Objective
For every line in the records that has the word "Contact", make a copy.

Exercise input
##############################

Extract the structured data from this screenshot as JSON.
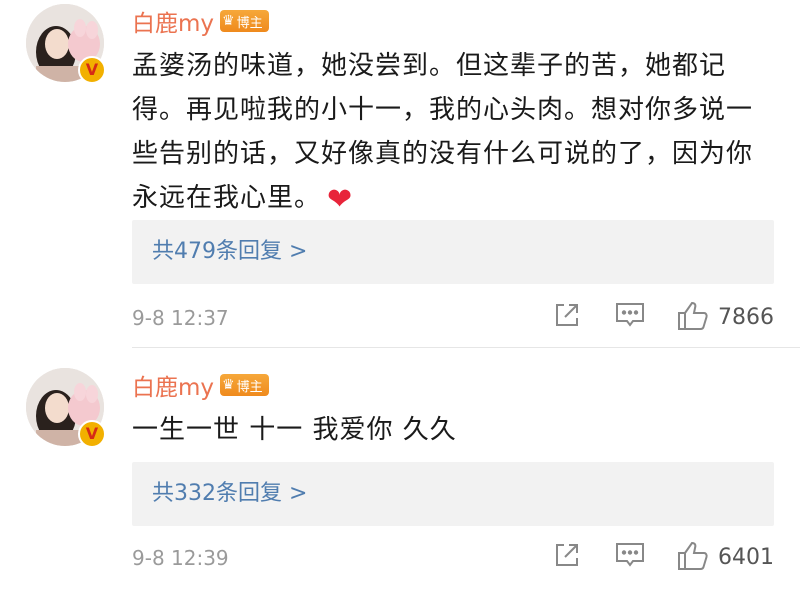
{
  "comments": [
    {
      "username": "白鹿my",
      "badge": "博主",
      "text": "孟婆汤的味道，她没尝到。但这辈子的苦，她都记得。再见啦我的小十一，我的心头肉。想对你多说一些告别的话，又好像真的没有什么可说的了，因为你永远在我心里。",
      "emoji": "heart",
      "replies": "共479条回复 >",
      "timestamp": "9-8 12:37",
      "likes": "7866"
    },
    {
      "username": "白鹿my",
      "badge": "博主",
      "text": "一生一世 十一 我爱你 久久",
      "replies": "共332条回复 >",
      "timestamp": "9-8 12:39",
      "likes": "6401"
    }
  ],
  "colors": {
    "username": "#eb7350",
    "link": "#507daf",
    "meta": "#9a9a9a",
    "verified": "#f2b000",
    "heart": "#e8243a"
  },
  "icons": [
    "share-icon",
    "comment-icon",
    "like-icon",
    "verified-icon",
    "crown-icon"
  ]
}
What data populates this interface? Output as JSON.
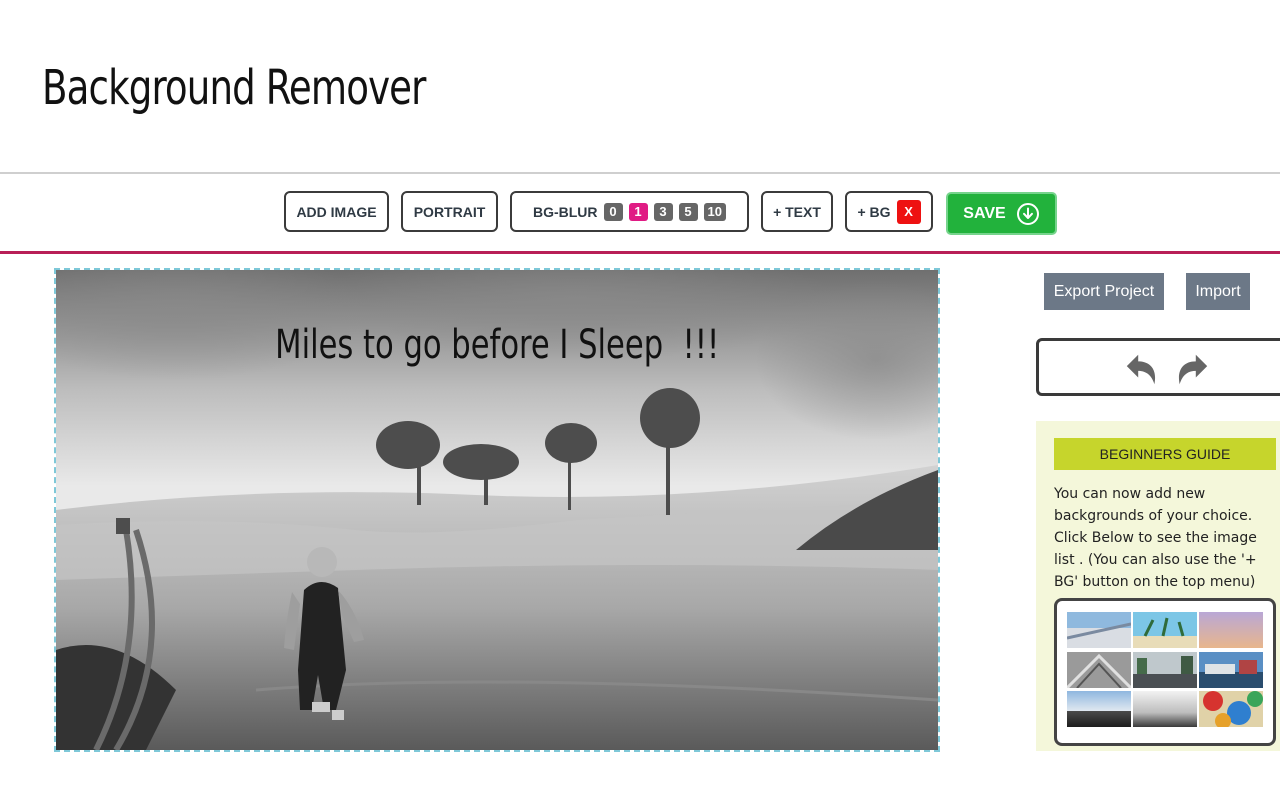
{
  "header": {
    "title": "Background Remover"
  },
  "toolbar": {
    "add_image": "ADD IMAGE",
    "portrait": "PORTRAIT",
    "bg_blur_label": "BG-BLUR",
    "bg_blur_options": [
      "0",
      "1",
      "3",
      "5",
      "10"
    ],
    "bg_blur_selected": "1",
    "add_text": "+ TEXT",
    "add_bg": "+ BG",
    "remove_bg": "X",
    "save": "SAVE"
  },
  "canvas": {
    "overlay_text": "Miles to go before I Sleep  !!!",
    "border_color": "#7ec8d8"
  },
  "side": {
    "export_label": "Export Project",
    "import_label": "Import"
  },
  "guide": {
    "heading": "BEGINNERS GUIDE",
    "text": "You can now add new backgrounds of your choice. Click Below to see the image list . (You can also use the '+ BG' button on the top menu)"
  },
  "colors": {
    "accent_line": "#b81f57",
    "blur_active": "#e01b84",
    "save_green": "#22b23c",
    "guide_header": "#c6d52c",
    "guide_bg": "#f4f7da",
    "side_button": "#6c7887"
  },
  "icons": {
    "undo": "undo-icon",
    "redo": "redo-icon",
    "save": "download-circle-icon"
  }
}
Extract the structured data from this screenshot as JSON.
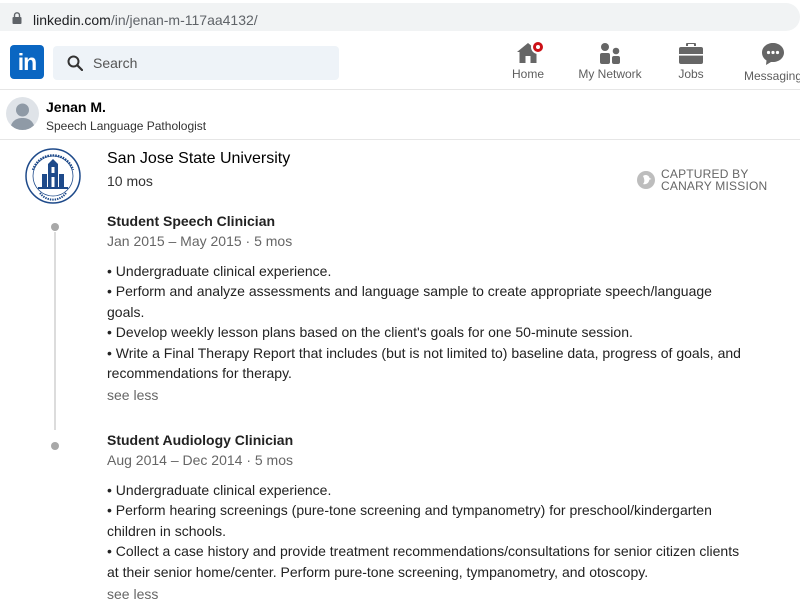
{
  "browser": {
    "url_domain": "linkedin.com",
    "url_path": "/in/jenan-m-117aa4132/",
    "lock_icon": "lock-icon"
  },
  "nav": {
    "logo_text": "in",
    "search_placeholder": "Search",
    "items": [
      {
        "label": "Home",
        "icon": "home-icon"
      },
      {
        "label": "My Network",
        "icon": "network-icon"
      },
      {
        "label": "Jobs",
        "icon": "briefcase-icon"
      },
      {
        "label": "Messaging",
        "icon": "chat-icon"
      }
    ],
    "accent": "#0a66c2",
    "notification_color": "#cc1016"
  },
  "profile": {
    "name": "Jenan M.",
    "headline": "Speech Language Pathologist"
  },
  "experience": {
    "organization": "San Jose State University",
    "duration": "10 mos",
    "watermark_line1": "CAPTURED BY",
    "watermark_line2": "CANARY MISSION",
    "roles": [
      {
        "title": "Student Speech Clinician",
        "dates": "Jan 2015 – May 2015 · 5 mos",
        "bullets": [
          "• Undergraduate clinical experience.",
          "• Perform and analyze assessments and language sample to create appropriate speech/language goals.",
          "• Develop weekly lesson plans based on the client's goals for one 50-minute session.",
          "• Write a Final Therapy Report that includes (but is not limited to) baseline data, progress of goals, and recommendations for therapy."
        ],
        "toggle": "see less"
      },
      {
        "title": "Student Audiology Clinician",
        "dates": "Aug 2014 – Dec 2014 · 5 mos",
        "bullets": [
          "• Undergraduate clinical experience.",
          "• Perform hearing screenings (pure-tone screening and tympanometry) for preschool/kindergarten children in schools.",
          "• Collect a case history and provide treatment recommendations/consultations for senior citizen clients at their senior home/center. Perform pure-tone screening, tympanometry, and otoscopy."
        ],
        "toggle": "see less"
      }
    ]
  }
}
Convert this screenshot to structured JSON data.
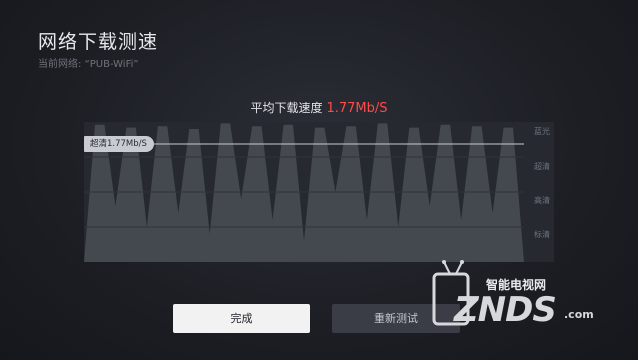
{
  "page": {
    "title": "网络下载测速",
    "current_network": "当前网络: “PUB-WiFi”"
  },
  "speed": {
    "label": "平均下载速度",
    "value": "1.77Mb/S"
  },
  "chart_data": {
    "type": "area",
    "tiers": [
      "蓝光",
      "超清",
      "高清",
      "标清"
    ],
    "marker_label": "超清1.77Mb/S",
    "peaks": [
      0.98,
      0.96,
      0.97,
      0.95,
      0.99,
      0.97,
      0.98,
      0.96,
      0.97,
      0.99,
      0.96,
      0.98,
      0.97,
      0.96
    ],
    "troughs": [
      0.4,
      0.25,
      0.35,
      0.2,
      0.45,
      0.3,
      0.15,
      0.5,
      0.3,
      0.25,
      0.4,
      0.3,
      0.35
    ],
    "colors": {
      "fill": "#4a4d55",
      "line": "#c8cbd1"
    }
  },
  "buttons": {
    "done": "完成",
    "retest": "重新测试"
  },
  "watermark": {
    "cn": "智能电视网",
    "en": "ZNDS",
    "suffix": ".com"
  }
}
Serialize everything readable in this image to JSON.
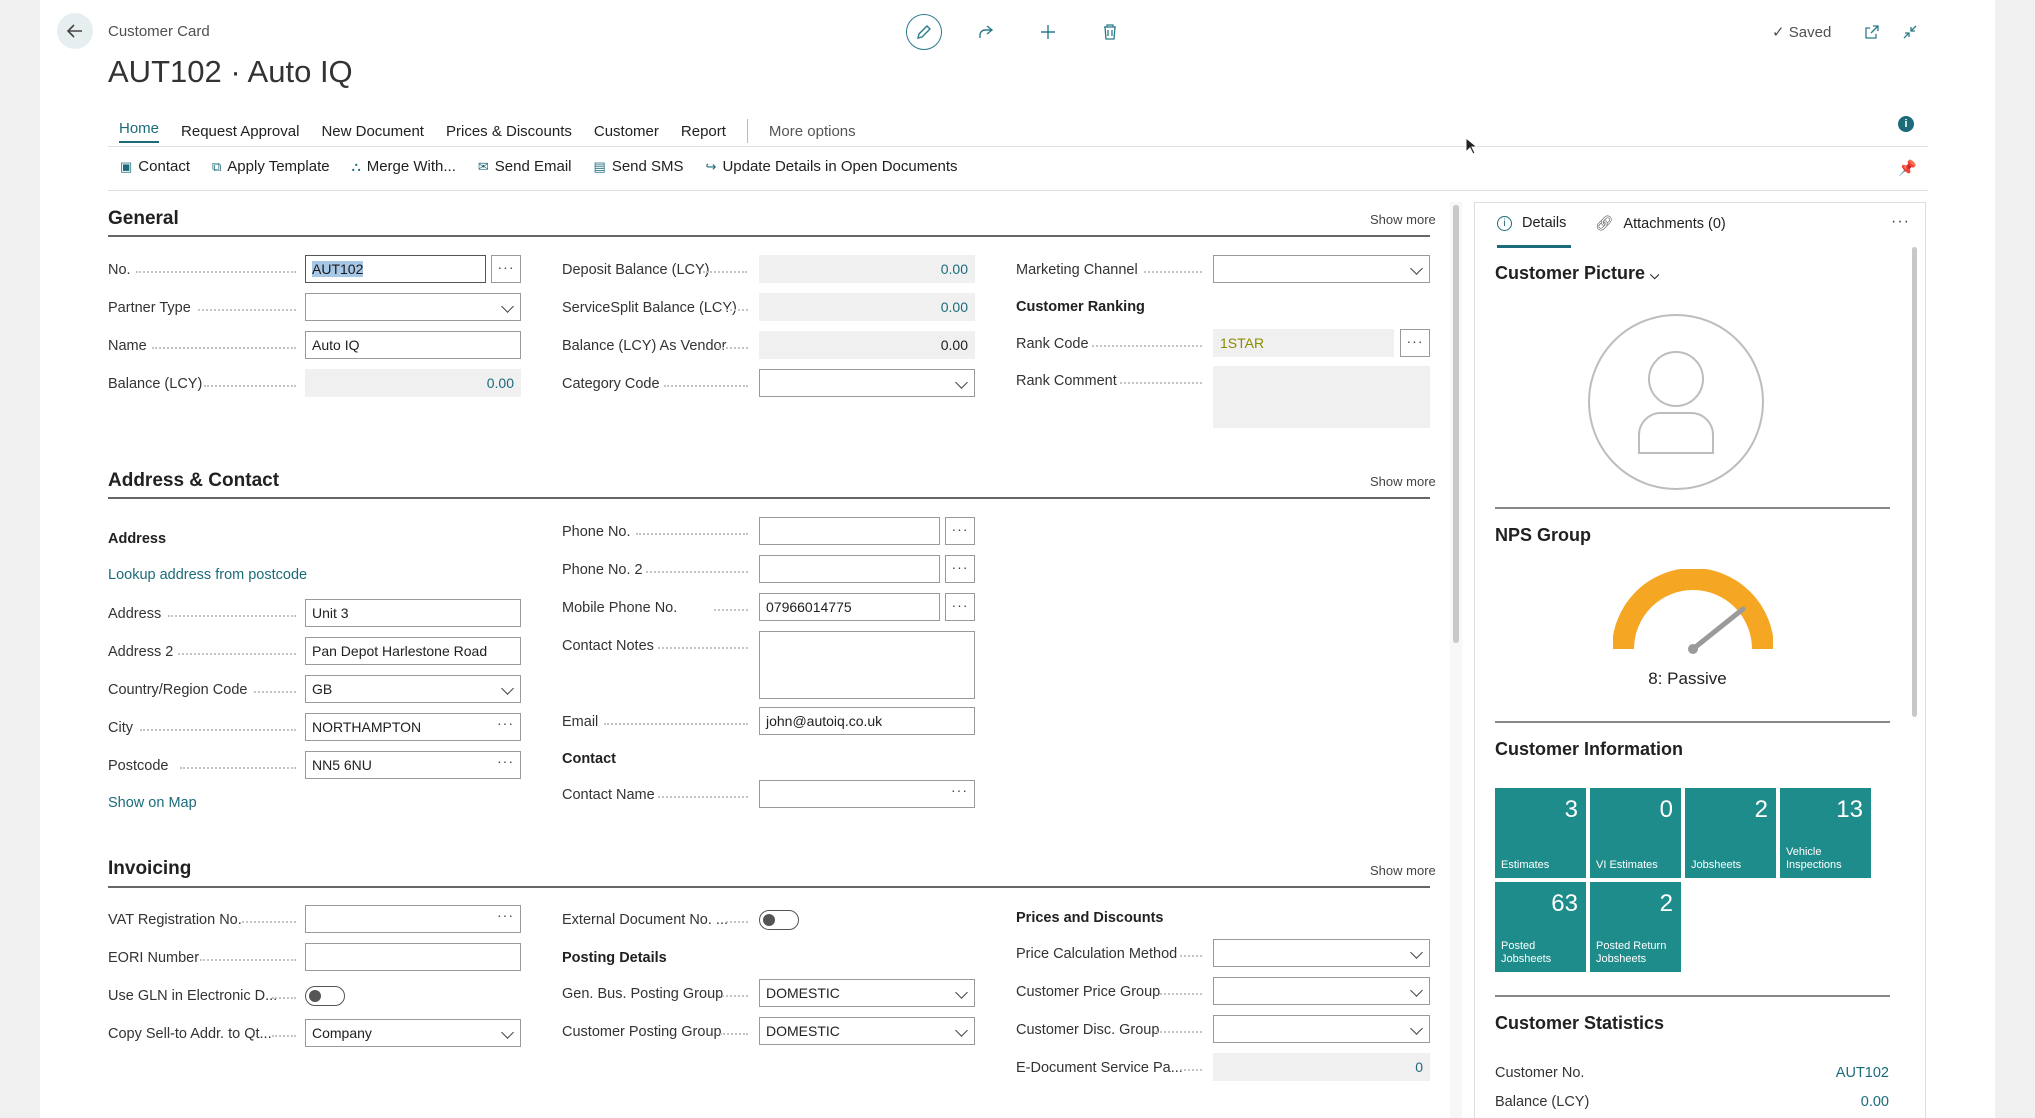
{
  "header": {
    "breadcrumb": "Customer Card",
    "title": "AUT102 · Auto IQ",
    "saved": "Saved"
  },
  "menu": {
    "items": [
      "Home",
      "Request Approval",
      "New Document",
      "Prices & Discounts",
      "Customer",
      "Report"
    ],
    "more": "More options"
  },
  "actions": [
    "Contact",
    "Apply Template",
    "Merge With...",
    "Send Email",
    "Send SMS",
    "Update Details in Open Documents"
  ],
  "general": {
    "title": "General",
    "show_more": "Show more",
    "no_label": "No.",
    "no_value": "AUT102",
    "partner_type_label": "Partner Type",
    "name_label": "Name",
    "name_value": "Auto IQ",
    "balance_label": "Balance (LCY)",
    "balance_value": "0.00",
    "deposit_label": "Deposit Balance (LCY)",
    "deposit_value": "0.00",
    "servicesplit_label": "ServiceSplit Balance (LCY)",
    "servicesplit_value": "0.00",
    "balvendor_label": "Balance (LCY) As Vendor",
    "balvendor_value": "0.00",
    "category_label": "Category Code",
    "marketing_label": "Marketing Channel",
    "ranking_title": "Customer Ranking",
    "rank_code_label": "Rank Code",
    "rank_code_value": "1STAR",
    "rank_comment_label": "Rank Comment"
  },
  "address": {
    "title": "Address & Contact",
    "show_more": "Show more",
    "address_sub": "Address",
    "lookup": "Lookup address from postcode",
    "address_label": "Address",
    "address_value": "Unit 3",
    "address2_label": "Address 2",
    "address2_value": "Pan Depot Harlestone Road",
    "country_label": "Country/Region Code",
    "country_value": "GB",
    "city_label": "City",
    "city_value": "NORTHAMPTON",
    "postcode_label": "Postcode",
    "postcode_value": "NN5 6NU",
    "show_map": "Show on Map",
    "phone_label": "Phone No.",
    "phone2_label": "Phone No. 2",
    "mobile_label": "Mobile Phone No.",
    "mobile_value": "07966014775",
    "notes_label": "Contact Notes",
    "email_label": "Email",
    "email_value": "john@autoiq.co.uk",
    "contact_sub": "Contact",
    "contact_name_label": "Contact Name"
  },
  "invoicing": {
    "title": "Invoicing",
    "show_more": "Show more",
    "vat_label": "VAT Registration No.",
    "eori_label": "EORI Number",
    "gln_label": "Use GLN in Electronic D...",
    "copy_label": "Copy Sell-to Addr. to Qt...",
    "copy_value": "Company",
    "extdoc_label": "External Document No. ...",
    "posting_sub": "Posting Details",
    "genbus_label": "Gen. Bus. Posting Group",
    "genbus_value": "DOMESTIC",
    "custpost_label": "Customer Posting Group",
    "custpost_value": "DOMESTIC",
    "prices_sub": "Prices and Discounts",
    "pricecalc_label": "Price Calculation Method",
    "custprice_label": "Customer Price Group",
    "custdisc_label": "Customer Disc. Group",
    "edoc_label": "E-Document Service Pa...",
    "edoc_value": "0"
  },
  "factbox": {
    "tab_details": "Details",
    "tab_attachments": "Attachments (0)",
    "picture_title": "Customer Picture",
    "nps_title": "NPS Group",
    "nps_value": "8: Passive",
    "nps_score": 8,
    "info_title": "Customer Information",
    "tiles": [
      {
        "num": "3",
        "label": "Estimates"
      },
      {
        "num": "0",
        "label": "VI Estimates"
      },
      {
        "num": "2",
        "label": "Jobsheets"
      },
      {
        "num": "13",
        "label": "Vehicle Inspections"
      },
      {
        "num": "63",
        "label": "Posted Jobsheets"
      },
      {
        "num": "2",
        "label": "Posted Return Jobsheets"
      }
    ],
    "stats_title": "Customer Statistics",
    "stat_no_label": "Customer No.",
    "stat_no_value": "AUT102",
    "stat_bal_label": "Balance (LCY)",
    "stat_bal_value": "0.00"
  },
  "colors": {
    "accent": "#1c6b7a",
    "tile": "#1f8c8c",
    "gauge": "#f5a623"
  }
}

##############################

Task output
    "Contact",
    "title": "Address & Contact",
    "notes_label": "Contact Notes",
    "contact_sub": "Contact",
    "contact_name_label": "Contact Name"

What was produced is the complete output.